_Your goal:_
Pictures don't belong in the copy. Set down the lines from the one containing "Serialize everything readable" through the last line, exactly as they are.

[Extracted records]
****
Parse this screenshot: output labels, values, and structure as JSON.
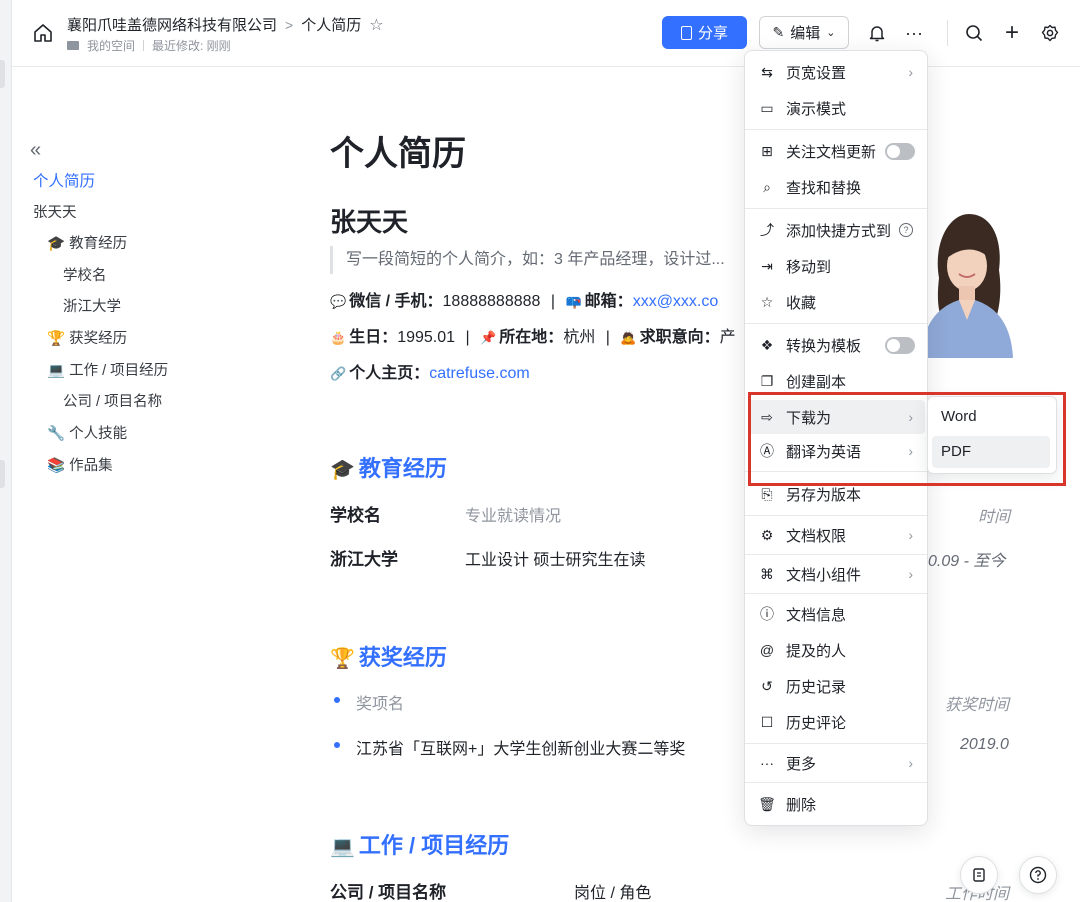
{
  "header": {
    "org_name": "襄阳爪哇盖德网络科技有限公司",
    "crumb_sep": ">",
    "doc_title": "个人简历",
    "space": "我的空间",
    "last_modified": "最近修改: 刚刚",
    "share_label": "分享",
    "edit_label": "编辑"
  },
  "outline": {
    "items": [
      {
        "label": "个人简历"
      },
      {
        "label": "张天天"
      },
      {
        "label": "🎓 教育经历"
      },
      {
        "label": "学校名"
      },
      {
        "label": "浙江大学"
      },
      {
        "label": "🏆 获奖经历"
      },
      {
        "label": "💻 工作 / 项目经历"
      },
      {
        "label": "公司 / 项目名称"
      },
      {
        "label": "🔧 个人技能"
      },
      {
        "label": "📚 作品集"
      }
    ]
  },
  "doc": {
    "title": "个人简历",
    "name": "张天天",
    "intro_placeholder": "写一段简短的个人简介，如：3 年产品经理，设计过...",
    "contact": {
      "wechat_label": "微信 / 手机：",
      "wechat_value": "18888888888",
      "email_label": "邮箱：",
      "email_value": "xxx@xxx.co",
      "birthday_label": "生日：",
      "birthday_value": "1995.01",
      "location_label": "所在地：",
      "location_value": "杭州",
      "job_label": "求职意向：",
      "job_value": "产",
      "homepage_label": "个人主页：",
      "homepage_value": "catrefuse.com",
      "sep": "|"
    },
    "education": {
      "heading": "教育经历",
      "header_row": {
        "school": "学校名",
        "major": "专业就读情况",
        "time": "时间"
      },
      "rows": [
        {
          "school": "浙江大学",
          "major": "工业设计 硕士研究生在读",
          "time": "0.09 - 至今"
        }
      ]
    },
    "awards": {
      "heading": "获奖经历",
      "items": [
        {
          "name": "奖项名",
          "time": "获奖时间"
        },
        {
          "name": "江苏省「互联网+」大学生创新创业大赛二等奖",
          "time": "2019.0"
        }
      ]
    },
    "work": {
      "heading": "工作 / 项目经历",
      "header_row": {
        "company": "公司 / 项目名称",
        "role": "岗位 / 角色",
        "time": "工作时间"
      }
    }
  },
  "menu": {
    "items": [
      {
        "label": "页宽设置"
      },
      {
        "label": "演示模式"
      },
      {
        "label": "关注文档更新"
      },
      {
        "label": "查找和替换"
      },
      {
        "label": "添加快捷方式到"
      },
      {
        "label": "移动到"
      },
      {
        "label": "收藏"
      },
      {
        "label": "转换为模板"
      },
      {
        "label": "创建副本"
      },
      {
        "label": "下载为"
      },
      {
        "label": "翻译为英语"
      },
      {
        "label": "另存为版本"
      },
      {
        "label": "文档权限"
      },
      {
        "label": "文档小组件"
      },
      {
        "label": "文档信息"
      },
      {
        "label": "提及的人"
      },
      {
        "label": "历史记录"
      },
      {
        "label": "历史评论"
      },
      {
        "label": "更多"
      },
      {
        "label": "删除"
      }
    ]
  },
  "submenu": {
    "items": [
      {
        "label": "Word"
      },
      {
        "label": "PDF"
      }
    ]
  },
  "colors": {
    "accent": "#3370ff",
    "highlight_box": "#d9362b"
  }
}
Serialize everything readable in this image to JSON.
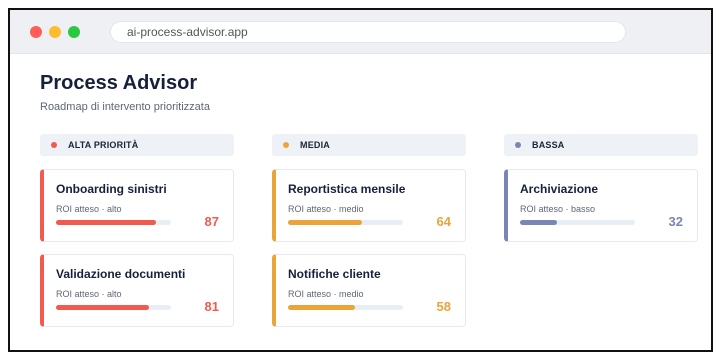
{
  "browser": {
    "url": "ai-process-advisor.app"
  },
  "header": {
    "title": "Process Advisor",
    "subtitle": "Roadmap di intervento prioritizzata"
  },
  "columns": [
    {
      "label": "ALTA PRIORITÀ",
      "color": "#f05a4f",
      "cards": [
        {
          "title": "Onboarding sinistri",
          "meta": "ROI atteso · alto",
          "score": "87",
          "progress": 0.87
        },
        {
          "title": "Validazione documenti",
          "meta": "ROI atteso · alto",
          "score": "81",
          "progress": 0.81
        }
      ]
    },
    {
      "label": "MEDIA",
      "color": "#eaa43a",
      "cards": [
        {
          "title": "Reportistica mensile",
          "meta": "ROI atteso · medio",
          "score": "64",
          "progress": 0.64
        },
        {
          "title": "Notifiche cliente",
          "meta": "ROI atteso · medio",
          "score": "58",
          "progress": 0.58
        }
      ]
    },
    {
      "label": "BASSA",
      "color": "#7a86b4",
      "cards": [
        {
          "title": "Archiviazione",
          "meta": "ROI atteso · basso",
          "score": "32",
          "progress": 0.32
        }
      ]
    }
  ]
}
****
_Result:_
Serialize everything readable in this image to JSON.
{
  "browser": {
    "url": "ai-process-advisor.app"
  },
  "header": {
    "title": "Process Advisor",
    "subtitle": "Roadmap di intervento prioritizzata"
  },
  "columns": [
    {
      "label": "ALTA PRIORITÀ",
      "color": "#f05a4f",
      "cards": [
        {
          "title": "Onboarding sinistri",
          "meta": "ROI atteso · alto",
          "score": "87",
          "progress": 0.87
        },
        {
          "title": "Validazione documenti",
          "meta": "ROI atteso · alto",
          "score": "81",
          "progress": 0.81
        }
      ]
    },
    {
      "label": "MEDIA",
      "color": "#eaa43a",
      "cards": [
        {
          "title": "Reportistica mensile",
          "meta": "ROI atteso · medio",
          "score": "64",
          "progress": 0.64
        },
        {
          "title": "Notifiche cliente",
          "meta": "ROI atteso · medio",
          "score": "58",
          "progress": 0.58
        }
      ]
    },
    {
      "label": "BASSA",
      "color": "#7a86b4",
      "cards": [
        {
          "title": "Archiviazione",
          "meta": "ROI atteso · basso",
          "score": "32",
          "progress": 0.32
        }
      ]
    }
  ]
}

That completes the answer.